WHAT THE TASK REQUIRES -> Wherever the word "name" turns up in a line of the entries, copy that line.

[Dataset entries on figures]
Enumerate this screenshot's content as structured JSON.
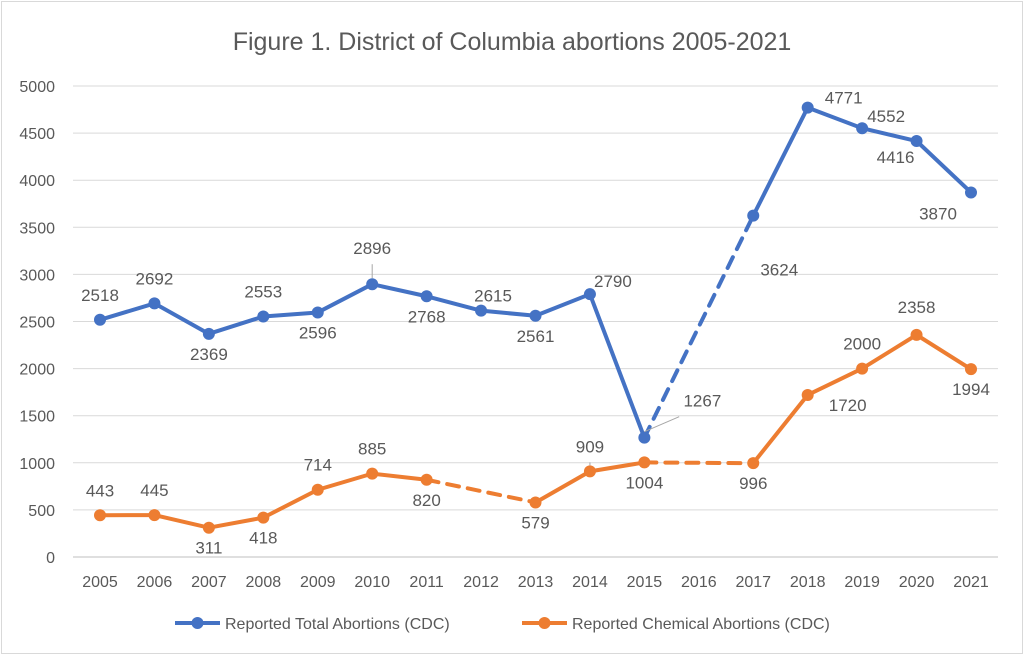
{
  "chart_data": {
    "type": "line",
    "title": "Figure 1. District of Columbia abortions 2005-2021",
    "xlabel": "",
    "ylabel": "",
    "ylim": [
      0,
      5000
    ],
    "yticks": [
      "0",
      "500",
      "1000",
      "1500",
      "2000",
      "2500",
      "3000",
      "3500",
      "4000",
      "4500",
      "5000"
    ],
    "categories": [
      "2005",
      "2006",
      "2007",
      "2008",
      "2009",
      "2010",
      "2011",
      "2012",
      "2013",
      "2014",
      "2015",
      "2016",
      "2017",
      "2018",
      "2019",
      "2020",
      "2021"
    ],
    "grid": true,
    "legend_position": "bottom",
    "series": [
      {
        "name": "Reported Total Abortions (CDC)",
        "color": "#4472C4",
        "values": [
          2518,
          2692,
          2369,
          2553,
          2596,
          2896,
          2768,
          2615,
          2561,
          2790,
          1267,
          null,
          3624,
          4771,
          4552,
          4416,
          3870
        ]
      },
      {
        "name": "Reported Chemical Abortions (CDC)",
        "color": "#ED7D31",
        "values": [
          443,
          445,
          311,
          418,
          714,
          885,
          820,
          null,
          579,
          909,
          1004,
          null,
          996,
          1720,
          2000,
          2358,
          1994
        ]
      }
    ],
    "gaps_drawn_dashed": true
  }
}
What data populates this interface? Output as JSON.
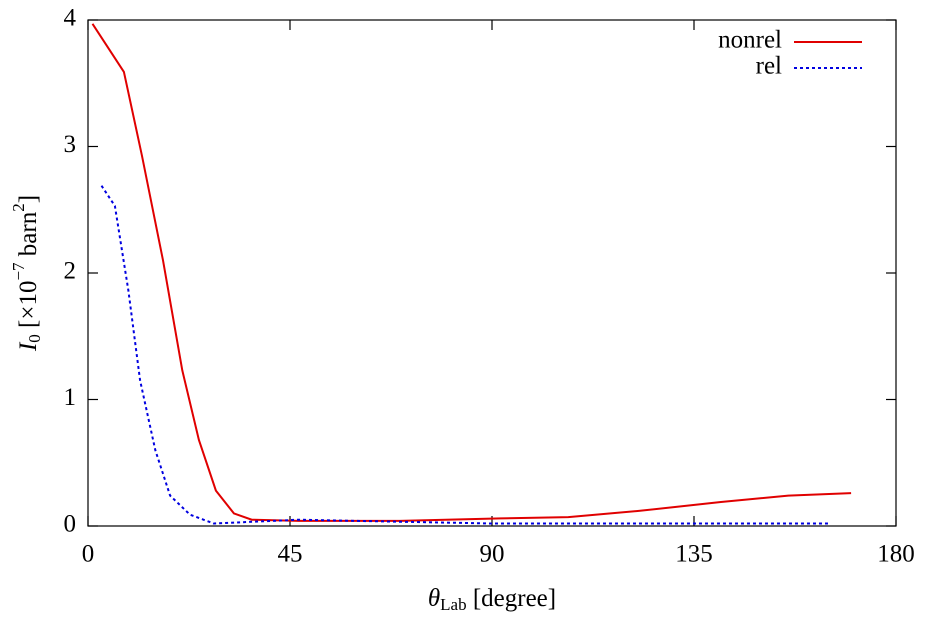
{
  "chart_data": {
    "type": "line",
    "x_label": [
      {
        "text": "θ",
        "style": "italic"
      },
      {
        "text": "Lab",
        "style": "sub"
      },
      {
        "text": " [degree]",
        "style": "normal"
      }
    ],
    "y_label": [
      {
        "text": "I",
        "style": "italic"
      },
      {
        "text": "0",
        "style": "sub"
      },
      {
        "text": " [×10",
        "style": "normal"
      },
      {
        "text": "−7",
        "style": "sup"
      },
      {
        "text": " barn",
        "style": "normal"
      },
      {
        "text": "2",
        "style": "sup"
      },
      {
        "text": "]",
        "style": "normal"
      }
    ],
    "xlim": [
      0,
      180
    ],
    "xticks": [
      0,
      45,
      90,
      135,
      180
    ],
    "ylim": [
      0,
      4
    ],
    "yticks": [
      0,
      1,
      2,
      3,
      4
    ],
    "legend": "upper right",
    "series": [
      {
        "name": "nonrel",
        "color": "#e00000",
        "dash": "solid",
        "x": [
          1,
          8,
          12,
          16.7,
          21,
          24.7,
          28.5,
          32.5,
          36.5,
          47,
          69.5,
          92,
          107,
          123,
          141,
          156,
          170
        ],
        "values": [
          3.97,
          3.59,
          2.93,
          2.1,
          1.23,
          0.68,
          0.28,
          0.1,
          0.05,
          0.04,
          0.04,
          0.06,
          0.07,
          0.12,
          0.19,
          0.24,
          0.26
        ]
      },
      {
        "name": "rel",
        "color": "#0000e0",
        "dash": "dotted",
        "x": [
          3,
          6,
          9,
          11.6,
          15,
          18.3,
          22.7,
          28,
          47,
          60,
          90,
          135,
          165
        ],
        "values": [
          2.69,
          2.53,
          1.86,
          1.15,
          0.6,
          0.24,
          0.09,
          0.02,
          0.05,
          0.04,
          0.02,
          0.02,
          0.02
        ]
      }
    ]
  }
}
* * *
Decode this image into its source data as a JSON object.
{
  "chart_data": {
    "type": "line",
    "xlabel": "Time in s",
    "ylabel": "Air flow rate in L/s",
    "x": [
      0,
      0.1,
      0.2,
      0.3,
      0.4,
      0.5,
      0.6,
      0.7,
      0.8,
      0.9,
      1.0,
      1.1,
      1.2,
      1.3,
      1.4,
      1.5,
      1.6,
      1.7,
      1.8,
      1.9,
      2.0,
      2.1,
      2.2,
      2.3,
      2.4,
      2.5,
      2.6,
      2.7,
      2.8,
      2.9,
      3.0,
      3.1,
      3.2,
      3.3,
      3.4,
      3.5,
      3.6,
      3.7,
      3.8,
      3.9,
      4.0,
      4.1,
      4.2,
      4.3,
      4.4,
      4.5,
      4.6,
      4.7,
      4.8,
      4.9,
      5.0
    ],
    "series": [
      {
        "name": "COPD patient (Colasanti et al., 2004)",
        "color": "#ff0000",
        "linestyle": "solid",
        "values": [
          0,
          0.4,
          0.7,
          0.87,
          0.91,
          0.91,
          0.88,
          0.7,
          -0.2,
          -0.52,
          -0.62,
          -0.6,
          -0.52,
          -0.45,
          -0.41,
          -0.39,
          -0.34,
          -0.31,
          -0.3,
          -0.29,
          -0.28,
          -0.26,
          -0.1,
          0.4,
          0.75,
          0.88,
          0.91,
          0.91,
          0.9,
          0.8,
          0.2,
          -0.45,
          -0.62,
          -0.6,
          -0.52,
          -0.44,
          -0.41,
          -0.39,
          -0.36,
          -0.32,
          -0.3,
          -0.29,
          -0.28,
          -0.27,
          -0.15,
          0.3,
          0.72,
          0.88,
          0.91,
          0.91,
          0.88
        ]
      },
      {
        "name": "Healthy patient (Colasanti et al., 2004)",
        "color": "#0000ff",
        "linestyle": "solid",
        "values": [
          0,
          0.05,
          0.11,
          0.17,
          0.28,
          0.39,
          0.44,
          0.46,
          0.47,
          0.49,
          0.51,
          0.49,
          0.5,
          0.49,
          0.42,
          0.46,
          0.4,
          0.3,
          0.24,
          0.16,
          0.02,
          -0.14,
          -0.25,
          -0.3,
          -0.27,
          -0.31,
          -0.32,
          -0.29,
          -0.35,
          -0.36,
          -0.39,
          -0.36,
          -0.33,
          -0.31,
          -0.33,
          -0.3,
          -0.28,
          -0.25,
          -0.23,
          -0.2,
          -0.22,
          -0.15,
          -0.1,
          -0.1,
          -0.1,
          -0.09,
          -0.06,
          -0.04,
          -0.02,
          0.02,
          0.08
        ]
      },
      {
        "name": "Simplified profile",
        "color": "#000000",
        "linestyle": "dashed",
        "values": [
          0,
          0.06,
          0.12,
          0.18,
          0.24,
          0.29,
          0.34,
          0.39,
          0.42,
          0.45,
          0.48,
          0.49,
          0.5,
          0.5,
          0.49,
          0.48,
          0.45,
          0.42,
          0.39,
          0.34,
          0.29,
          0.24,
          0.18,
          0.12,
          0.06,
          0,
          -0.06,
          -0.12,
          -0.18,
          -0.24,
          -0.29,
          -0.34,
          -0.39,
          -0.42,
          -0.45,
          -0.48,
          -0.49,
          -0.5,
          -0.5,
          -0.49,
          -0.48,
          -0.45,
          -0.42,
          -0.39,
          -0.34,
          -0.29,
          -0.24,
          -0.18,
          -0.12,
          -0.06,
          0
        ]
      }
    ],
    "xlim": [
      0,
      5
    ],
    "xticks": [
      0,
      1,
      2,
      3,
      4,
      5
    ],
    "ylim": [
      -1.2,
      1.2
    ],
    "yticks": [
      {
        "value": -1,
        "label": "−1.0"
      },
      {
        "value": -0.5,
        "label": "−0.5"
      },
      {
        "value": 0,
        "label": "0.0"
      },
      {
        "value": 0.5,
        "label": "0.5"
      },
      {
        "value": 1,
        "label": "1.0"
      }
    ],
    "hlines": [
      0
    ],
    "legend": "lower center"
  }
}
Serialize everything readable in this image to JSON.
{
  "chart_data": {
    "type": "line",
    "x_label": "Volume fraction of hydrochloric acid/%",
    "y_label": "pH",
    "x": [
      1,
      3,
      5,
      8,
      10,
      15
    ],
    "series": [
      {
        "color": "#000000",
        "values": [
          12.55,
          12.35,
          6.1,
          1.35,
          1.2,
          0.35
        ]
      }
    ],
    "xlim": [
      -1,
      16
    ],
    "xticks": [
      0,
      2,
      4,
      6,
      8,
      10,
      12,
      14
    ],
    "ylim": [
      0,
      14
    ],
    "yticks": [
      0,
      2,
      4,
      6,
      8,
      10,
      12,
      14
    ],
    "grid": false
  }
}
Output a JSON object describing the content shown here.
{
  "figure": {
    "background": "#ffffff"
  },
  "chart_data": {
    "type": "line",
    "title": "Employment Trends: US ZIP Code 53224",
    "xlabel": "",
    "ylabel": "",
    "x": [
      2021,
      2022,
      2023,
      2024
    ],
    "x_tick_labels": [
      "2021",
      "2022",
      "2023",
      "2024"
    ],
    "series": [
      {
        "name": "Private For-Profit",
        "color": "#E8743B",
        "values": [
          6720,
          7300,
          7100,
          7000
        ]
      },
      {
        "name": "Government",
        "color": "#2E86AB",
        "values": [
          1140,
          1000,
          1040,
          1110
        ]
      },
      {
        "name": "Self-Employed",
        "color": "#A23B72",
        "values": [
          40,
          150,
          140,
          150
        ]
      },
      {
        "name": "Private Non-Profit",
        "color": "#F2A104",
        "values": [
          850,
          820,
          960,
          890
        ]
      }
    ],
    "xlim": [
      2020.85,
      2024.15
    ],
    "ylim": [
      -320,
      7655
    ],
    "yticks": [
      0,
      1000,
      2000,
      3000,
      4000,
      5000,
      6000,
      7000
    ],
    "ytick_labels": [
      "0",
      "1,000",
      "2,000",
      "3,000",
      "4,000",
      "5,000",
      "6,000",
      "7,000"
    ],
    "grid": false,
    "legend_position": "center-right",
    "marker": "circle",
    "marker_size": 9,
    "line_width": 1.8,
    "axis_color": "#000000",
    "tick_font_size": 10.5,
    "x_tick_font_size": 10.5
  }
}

EXERCISE RESULT ->
        "name": "Reported Total Abortions (CDC)",
        "name": "Reported Chemical Abortions (CDC)",
        "name": "nonrel",
        "name": "rel",
        "name": "COPD patient (Colasanti et al., 2004)",
        "name": "Healthy patient (Colasanti et al., 2004)",
        "name": "Simplified profile",
        "name": "Private For-Profit",
        "name": "Government",
        "name": "Self-Employed",
        "name": "Private Non-Profit",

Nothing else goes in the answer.